§ **Exercise task**
Every line in the listing is to be echoed verbatim.

** begin **

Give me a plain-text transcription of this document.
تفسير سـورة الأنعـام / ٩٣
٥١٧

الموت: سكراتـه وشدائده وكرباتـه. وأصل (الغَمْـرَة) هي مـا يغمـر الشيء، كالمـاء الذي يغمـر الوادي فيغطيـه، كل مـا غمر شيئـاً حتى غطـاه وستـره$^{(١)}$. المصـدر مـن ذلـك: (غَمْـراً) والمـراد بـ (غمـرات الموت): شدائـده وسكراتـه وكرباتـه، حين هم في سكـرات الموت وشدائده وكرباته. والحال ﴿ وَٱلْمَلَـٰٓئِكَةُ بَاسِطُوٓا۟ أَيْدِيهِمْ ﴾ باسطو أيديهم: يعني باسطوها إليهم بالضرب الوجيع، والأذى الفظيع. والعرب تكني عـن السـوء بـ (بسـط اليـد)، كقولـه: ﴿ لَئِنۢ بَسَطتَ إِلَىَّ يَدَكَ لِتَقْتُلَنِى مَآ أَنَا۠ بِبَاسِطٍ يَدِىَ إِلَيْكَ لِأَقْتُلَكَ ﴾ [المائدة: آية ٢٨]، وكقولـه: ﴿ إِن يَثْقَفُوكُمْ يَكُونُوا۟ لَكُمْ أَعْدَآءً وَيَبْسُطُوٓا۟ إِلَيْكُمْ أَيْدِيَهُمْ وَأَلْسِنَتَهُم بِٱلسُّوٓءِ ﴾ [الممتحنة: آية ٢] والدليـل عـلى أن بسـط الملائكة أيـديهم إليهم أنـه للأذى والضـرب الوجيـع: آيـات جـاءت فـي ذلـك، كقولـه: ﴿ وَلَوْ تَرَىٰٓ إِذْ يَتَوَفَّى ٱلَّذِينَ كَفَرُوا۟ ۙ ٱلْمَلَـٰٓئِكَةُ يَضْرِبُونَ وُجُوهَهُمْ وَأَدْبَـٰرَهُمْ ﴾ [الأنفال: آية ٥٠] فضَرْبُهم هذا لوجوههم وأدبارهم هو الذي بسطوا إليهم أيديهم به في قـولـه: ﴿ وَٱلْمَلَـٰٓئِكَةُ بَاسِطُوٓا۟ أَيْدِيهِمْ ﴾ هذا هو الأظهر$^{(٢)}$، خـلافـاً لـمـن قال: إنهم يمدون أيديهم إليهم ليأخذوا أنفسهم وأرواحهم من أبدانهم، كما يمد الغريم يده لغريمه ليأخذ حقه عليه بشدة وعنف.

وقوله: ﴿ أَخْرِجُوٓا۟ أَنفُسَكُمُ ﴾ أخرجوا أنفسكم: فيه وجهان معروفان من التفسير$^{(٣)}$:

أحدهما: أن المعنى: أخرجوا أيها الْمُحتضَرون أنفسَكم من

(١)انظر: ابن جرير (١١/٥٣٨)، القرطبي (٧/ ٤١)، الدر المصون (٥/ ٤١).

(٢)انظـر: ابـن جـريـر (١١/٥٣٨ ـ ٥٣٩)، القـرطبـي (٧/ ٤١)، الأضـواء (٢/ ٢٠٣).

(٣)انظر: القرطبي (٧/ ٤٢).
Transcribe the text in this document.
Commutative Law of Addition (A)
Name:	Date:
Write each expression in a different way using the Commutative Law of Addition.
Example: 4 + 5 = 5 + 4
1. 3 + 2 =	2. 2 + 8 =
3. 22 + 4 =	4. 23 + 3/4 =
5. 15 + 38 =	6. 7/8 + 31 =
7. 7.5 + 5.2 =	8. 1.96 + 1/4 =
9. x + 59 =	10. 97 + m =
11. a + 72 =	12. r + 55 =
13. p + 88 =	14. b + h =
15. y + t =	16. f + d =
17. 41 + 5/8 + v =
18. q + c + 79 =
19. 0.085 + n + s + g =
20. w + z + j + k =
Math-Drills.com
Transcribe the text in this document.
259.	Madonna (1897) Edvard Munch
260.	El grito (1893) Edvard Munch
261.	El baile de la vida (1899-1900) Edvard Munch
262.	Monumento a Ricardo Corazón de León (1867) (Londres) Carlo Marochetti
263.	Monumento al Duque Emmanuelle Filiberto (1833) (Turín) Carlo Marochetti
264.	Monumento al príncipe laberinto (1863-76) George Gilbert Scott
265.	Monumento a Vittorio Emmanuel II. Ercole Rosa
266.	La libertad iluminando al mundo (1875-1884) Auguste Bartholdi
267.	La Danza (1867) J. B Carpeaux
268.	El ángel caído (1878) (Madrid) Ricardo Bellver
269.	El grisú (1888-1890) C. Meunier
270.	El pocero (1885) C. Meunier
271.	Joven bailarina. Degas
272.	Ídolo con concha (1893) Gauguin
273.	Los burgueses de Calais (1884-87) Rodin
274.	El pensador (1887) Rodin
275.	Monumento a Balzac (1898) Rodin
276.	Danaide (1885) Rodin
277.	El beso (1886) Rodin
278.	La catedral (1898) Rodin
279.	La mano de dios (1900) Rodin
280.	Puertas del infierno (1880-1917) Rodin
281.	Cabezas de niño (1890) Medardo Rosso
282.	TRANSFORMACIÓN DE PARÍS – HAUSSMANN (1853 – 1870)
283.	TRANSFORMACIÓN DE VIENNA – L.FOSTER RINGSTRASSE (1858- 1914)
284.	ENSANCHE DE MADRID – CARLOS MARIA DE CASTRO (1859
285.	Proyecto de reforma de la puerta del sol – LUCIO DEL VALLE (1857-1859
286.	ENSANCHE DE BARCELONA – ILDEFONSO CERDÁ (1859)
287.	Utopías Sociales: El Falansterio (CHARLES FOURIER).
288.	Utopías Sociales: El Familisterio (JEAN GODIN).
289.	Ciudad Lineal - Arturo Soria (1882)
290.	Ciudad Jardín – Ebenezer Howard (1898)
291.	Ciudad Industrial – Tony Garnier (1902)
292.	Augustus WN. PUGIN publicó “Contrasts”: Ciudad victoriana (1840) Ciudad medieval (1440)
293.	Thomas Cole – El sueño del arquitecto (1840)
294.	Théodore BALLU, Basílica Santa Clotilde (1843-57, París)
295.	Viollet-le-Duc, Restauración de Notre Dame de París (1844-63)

** end **

§ **Task result**
Give me a plain-text transcription of this document.
تفسير سـورة الأنعـام / ٩٣
٥١٧

الموت: سكراتـه وشدائده وكرباتـه. وأصل (الغَمْـرَة) هي مـا يغمـر الشيء، كالمـاء الذي يغمـر الوادي فيغطيـه، كل مـا غمر شيئـاً حتى غطـاه وستـره$^{(١)}$. المصـدر مـن ذلـك: (غَمْـراً) والمـراد بـ (غمـرات الموت): شدائـده وسكراتـه وكرباتـه، حين هم في سكـرات الموت وشدائده وكرباته. والحال ﴿ وَٱلْمَلَـٰٓئِكَةُ بَاسِطُوٓا۟ أَيْدِيهِمْ ﴾ باسطو أيديهم: يعني باسطوها إليهم بالضرب الوجيع، والأذى الفظيع. والعرب تكني عـن السـوء بـ (بسـط اليـد)، كقولـه: ﴿ لَئِنۢ بَسَطتَ إِلَىَّ يَدَكَ لِتَقْتُلَنِى مَآ أَنَا۠ بِبَاسِطٍ يَدِىَ إِلَيْكَ لِأَقْتُلَكَ ﴾ [المائدة: آية ٢٨]، وكقولـه: ﴿ إِن يَثْقَفُوكُمْ يَكُونُوا۟ لَكُمْ أَعْدَآءً وَيَبْسُطُوٓا۟ إِلَيْكُمْ أَيْدِيَهُمْ وَأَلْسِنَتَهُم بِٱلسُّوٓءِ ﴾ [الممتحنة: آية ٢] والدليـل عـلى أن بسـط الملائكة أيـديهم إليهم أنـه للأذى والضـرب الوجيـع: آيـات جـاءت فـي ذلـك، كقولـه: ﴿ وَلَوْ تَرَىٰٓ إِذْ يَتَوَفَّى ٱلَّذِينَ كَفَرُوا۟ ۙ ٱلْمَلَـٰٓئِكَةُ يَضْرِبُونَ وُجُوهَهُمْ وَأَدْبَـٰرَهُمْ ﴾ [الأنفال: آية ٥٠] فضَرْبُهم هذا لوجوههم وأدبارهم هو الذي بسطوا إليهم أيديهم به في قـولـه: ﴿ وَٱلْمَلَـٰٓئِكَةُ بَاسِطُوٓا۟ أَيْدِيهِمْ ﴾ هذا هو الأظهر$^{(٢)}$، خـلافـاً لـمـن قال: إنهم يمدون أيديهم إليهم ليأخذوا أنفسهم وأرواحهم من أبدانهم، كما يمد الغريم يده لغريمه ليأخذ حقه عليه بشدة وعنف.

وقوله: ﴿ أَخْرِجُوٓا۟ أَنفُسَكُمُ ﴾ أخرجوا أنفسكم: فيه وجهان معروفان من التفسير$^{(٣)}$:

أحدهما: أن المعنى: أخرجوا أيها الْمُحتضَرون أنفسَكم من

(١)انظر: ابن جرير (١١/٥٣٨)، القرطبي (٧/ ٤١)، الدر المصون (٥/ ٤١).

(٢)انظـر: ابـن جـريـر (١١/٥٣٨ ـ ٥٣٩)، القـرطبـي (٧/ ٤١)، الأضـواء (٢/ ٢٠٣).

(٣)انظر: القرطبي (٧/ ٤٢).
Transcribe the text in this document.
Commutative Law of Addition (A)
Name:	Date:
Write each expression in a different way using the Commutative Law of Addition.
Example: 4 + 5 = 5 + 4
1. 3 + 2 =	2. 2 + 8 =
3. 22 + 4 =	4. 23 + 3/4 =
5. 15 + 38 =	6. 7/8 + 31 =
7. 7.5 + 5.2 =	8. 1.96 + 1/4 =
9. x + 59 =	10. 97 + m =
11. a + 72 =	12. r + 55 =
13. p + 88 =	14. b + h =
15. y + t =	16. f + d =
17. 41 + 5/8 + v =
18. q + c + 79 =
19. 0.085 + n + s + g =
20. w + z + j + k =
Math-Drills.com
Transcribe the text in this document.
259.	Madonna (1897) Edvard Munch
260.	El grito (1893) Edvard Munch
261.	El baile de la vida (1899-1900) Edvard Munch
262.	Monumento a Ricardo Corazón de León (1867) (Londres) Carlo Marochetti
263.	Monumento al Duque Emmanuelle Filiberto (1833) (Turín) Carlo Marochetti
264.	Monumento al príncipe laberinto (1863-76) George Gilbert Scott
265.	Monumento a Vittorio Emmanuel II. Ercole Rosa
266.	La libertad iluminando al mundo (1875-1884) Auguste Bartholdi
267.	La Danza (1867) J. B Carpeaux
268.	El ángel caído (1878) (Madrid) Ricardo Bellver
269.	El grisú (1888-1890) C. Meunier
270.	El pocero (1885) C. Meunier
271.	Joven bailarina. Degas
272.	Ídolo con concha (1893) Gauguin
273.	Los burgueses de Calais (1884-87) Rodin
274.	El pensador (1887) Rodin
275.	Monumento a Balzac (1898) Rodin
276.	Danaide (1885) Rodin
277.	El beso (1886) Rodin
278.	La catedral (1898) Rodin
279.	La mano de dios (1900) Rodin
280.	Puertas del infierno (1880-1917) Rodin
281.	Cabezas de niño (1890) Medardo Rosso
282.	TRANSFORMACIÓN DE PARÍS – HAUSSMANN (1853 – 1870)
283.	TRANSFORMACIÓN DE VIENNA – L.FOSTER RINGSTRASSE (1858- 1914)
284.	ENSANCHE DE MADRID – CARLOS MARIA DE CASTRO (1859
285.	Proyecto de reforma de la puerta del sol – LUCIO DEL VALLE (1857-1859
286.	ENSANCHE DE BARCELONA – ILDEFONSO CERDÁ (1859)
287.	Utopías Sociales: El Falansterio (CHARLES FOURIER).
288.	Utopías Sociales: El Familisterio (JEAN GODIN).
289.	Ciudad Lineal - Arturo Soria (1882)
290.	Ciudad Jardín – Ebenezer Howard (1898)
291.	Ciudad Industrial – Tony Garnier (1902)
292.	Augustus WN. PUGIN publicó “Contrasts”: Ciudad victoriana (1840) Ciudad medieval (1440)
293.	Thomas Cole – El sueño del arquitecto (1840)
294.	Théodore BALLU, Basílica Santa Clotilde (1843-57, París)
295.	Viollet-le-Duc, Restauración de Notre Dame de París (1844-63)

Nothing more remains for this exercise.